### Exercise
Retype the complete listing exactly as it appears.

-- start --

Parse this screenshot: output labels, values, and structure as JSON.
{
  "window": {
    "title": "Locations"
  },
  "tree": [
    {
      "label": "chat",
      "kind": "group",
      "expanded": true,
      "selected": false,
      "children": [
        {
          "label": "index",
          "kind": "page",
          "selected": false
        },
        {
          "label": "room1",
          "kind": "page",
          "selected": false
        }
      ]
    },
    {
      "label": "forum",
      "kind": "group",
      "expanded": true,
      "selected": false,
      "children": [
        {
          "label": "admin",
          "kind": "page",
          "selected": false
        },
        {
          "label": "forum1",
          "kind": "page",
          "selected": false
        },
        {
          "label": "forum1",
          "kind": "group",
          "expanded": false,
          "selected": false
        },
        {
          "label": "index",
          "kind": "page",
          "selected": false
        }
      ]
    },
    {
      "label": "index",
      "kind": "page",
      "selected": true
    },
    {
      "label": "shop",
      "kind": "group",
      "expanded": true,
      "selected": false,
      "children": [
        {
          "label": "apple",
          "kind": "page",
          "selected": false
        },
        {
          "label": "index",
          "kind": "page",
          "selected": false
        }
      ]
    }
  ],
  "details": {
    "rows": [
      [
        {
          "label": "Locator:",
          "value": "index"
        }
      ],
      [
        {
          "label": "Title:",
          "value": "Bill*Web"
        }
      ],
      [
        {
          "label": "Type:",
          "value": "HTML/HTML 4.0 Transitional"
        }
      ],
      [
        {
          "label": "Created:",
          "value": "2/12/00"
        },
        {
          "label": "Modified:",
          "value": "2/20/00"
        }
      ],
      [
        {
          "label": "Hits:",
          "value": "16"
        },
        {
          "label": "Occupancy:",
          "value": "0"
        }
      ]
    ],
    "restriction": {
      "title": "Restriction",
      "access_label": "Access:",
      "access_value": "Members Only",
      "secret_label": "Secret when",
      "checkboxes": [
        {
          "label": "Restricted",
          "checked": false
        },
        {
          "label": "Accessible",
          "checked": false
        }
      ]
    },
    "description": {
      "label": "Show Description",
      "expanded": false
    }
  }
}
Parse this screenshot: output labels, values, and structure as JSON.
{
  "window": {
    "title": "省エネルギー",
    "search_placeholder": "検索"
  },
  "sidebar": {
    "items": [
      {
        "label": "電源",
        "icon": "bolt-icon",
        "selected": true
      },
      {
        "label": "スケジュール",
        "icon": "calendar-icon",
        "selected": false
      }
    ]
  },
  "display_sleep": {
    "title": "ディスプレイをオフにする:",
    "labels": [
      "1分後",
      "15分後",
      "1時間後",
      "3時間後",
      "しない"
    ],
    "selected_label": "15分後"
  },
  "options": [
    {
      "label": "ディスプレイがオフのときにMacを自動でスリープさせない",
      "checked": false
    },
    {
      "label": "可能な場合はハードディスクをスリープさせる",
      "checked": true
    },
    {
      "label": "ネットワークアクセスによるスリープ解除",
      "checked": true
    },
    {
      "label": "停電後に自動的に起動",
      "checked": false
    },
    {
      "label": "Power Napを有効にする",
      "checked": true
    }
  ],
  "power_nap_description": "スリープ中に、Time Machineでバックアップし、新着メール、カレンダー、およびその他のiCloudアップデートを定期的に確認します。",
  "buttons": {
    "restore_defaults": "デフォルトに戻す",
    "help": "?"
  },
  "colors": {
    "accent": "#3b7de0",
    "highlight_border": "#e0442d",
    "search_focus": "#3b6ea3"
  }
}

-- end --

### Completed task
Parse this screenshot: output labels, values, and structure as JSON.
{
  "window": {
    "title": "Locations"
  },
  "tree": [
    {
      "label": "chat",
      "kind": "group",
      "expanded": true,
      "selected": false,
      "children": [
        {
          "label": "index",
          "kind": "page",
          "selected": false
        },
        {
          "label": "room1",
          "kind": "page",
          "selected": false
        }
      ]
    },
    {
      "label": "forum",
      "kind": "group",
      "expanded": true,
      "selected": false,
      "children": [
        {
          "label": "admin",
          "kind": "page",
          "selected": false
        },
        {
          "label": "forum1",
          "kind": "page",
          "selected": false
        },
        {
          "label": "forum1",
          "kind": "group",
          "expanded": false,
          "selected": false
        },
        {
          "label": "index",
          "kind": "page",
          "selected": false
        }
      ]
    },
    {
      "label": "index",
      "kind": "page",
      "selected": true
    },
    {
      "label": "shop",
      "kind": "group",
      "expanded": true,
      "selected": false,
      "children": [
        {
          "label": "apple",
          "kind": "page",
          "selected": false
        },
        {
          "label": "index",
          "kind": "page",
          "selected": false
        }
      ]
    }
  ],
  "details": {
    "rows": [
      [
        {
          "label": "Locator:",
          "value": "index"
        }
      ],
      [
        {
          "label": "Title:",
          "value": "Bill*Web"
        }
      ],
      [
        {
          "label": "Type:",
          "value": "HTML/HTML 4.0 Transitional"
        }
      ],
      [
        {
          "label": "Created:",
          "value": "2/12/00"
        },
        {
          "label": "Modified:",
          "value": "2/20/00"
        }
      ],
      [
        {
          "label": "Hits:",
          "value": "16"
        },
        {
          "label": "Occupancy:",
          "value": "0"
        }
      ]
    ],
    "restriction": {
      "title": "Restriction",
      "access_label": "Access:",
      "access_value": "Members Only",
      "secret_label": "Secret when",
      "checkboxes": [
        {
          "label": "Restricted",
          "checked": false
        },
        {
          "label": "Accessible",
          "checked": false
        }
      ]
    },
    "description": {
      "label": "Show Description",
      "expanded": false
    }
  }
}
Parse this screenshot: output labels, values, and structure as JSON.
{
  "window": {
    "title": "省エネルギー",
    "search_placeholder": "検索"
  },
  "sidebar": {
    "items": [
      {
        "label": "電源",
        "icon": "bolt-icon",
        "selected": true
      },
      {
        "label": "スケジュール",
        "icon": "calendar-icon",
        "selected": false
      }
    ]
  },
  "display_sleep": {
    "title": "ディスプレイをオフにする:",
    "labels": [
      "1分後",
      "15分後",
      "1時間後",
      "3時間後",
      "しない"
    ],
    "selected_label": "15分後"
  },
  "options": [
    {
      "label": "ディスプレイがオフのときにMacを自動でスリープさせない",
      "checked": false
    },
    {
      "label": "可能な場合はハードディスクをスリープさせる",
      "checked": true
    },
    {
      "label": "ネットワークアクセスによるスリープ解除",
      "checked": true
    },
    {
      "label": "停電後に自動的に起動",
      "checked": false
    },
    {
      "label": "Power Napを有効にする",
      "checked": true
    }
  ],
  "power_nap_description": "スリープ中に、Time Machineでバックアップし、新着メール、カレンダー、およびその他のiCloudアップデートを定期的に確認します。",
  "buttons": {
    "restore_defaults": "デフォルトに戻す",
    "help": "?"
  },
  "colors": {
    "accent": "#3b7de0",
    "highlight_border": "#e0442d",
    "search_focus": "#3b6ea3"
  }
}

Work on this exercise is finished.